━━ Given records

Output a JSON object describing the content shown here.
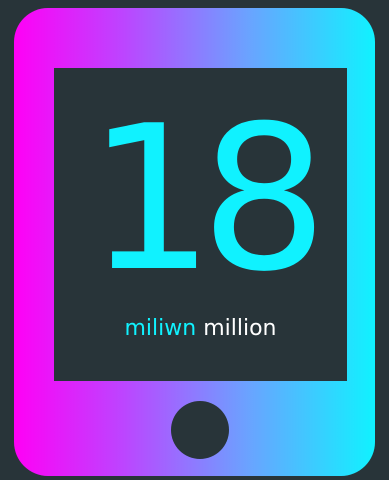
{
  "stat": {
    "value": "18",
    "label_welsh": "miliwn",
    "label_english": "million"
  },
  "colors": {
    "background": "#283439",
    "gradient_start": "#ff00f6",
    "gradient_mid": "#bd44ff",
    "gradient_end": "#10f2ff",
    "accent": "#10f2ff",
    "text_light": "#ffffff"
  },
  "icons": {
    "device": "tablet-device-icon",
    "home_button": "home-button-icon"
  }
}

━━━━

» **Do this**
Reproduce all entries without any change, and omit the pictures.

» **Worked answer**
Output a JSON object describing the content shown here.
{
  "stat": {
    "value": "18",
    "label_welsh": "miliwn",
    "label_english": "million"
  },
  "colors": {
    "background": "#283439",
    "gradient_start": "#ff00f6",
    "gradient_mid": "#bd44ff",
    "gradient_end": "#10f2ff",
    "accent": "#10f2ff",
    "text_light": "#ffffff"
  },
  "icons": {
    "device": "tablet-device-icon",
    "home_button": "home-button-icon"
  }
}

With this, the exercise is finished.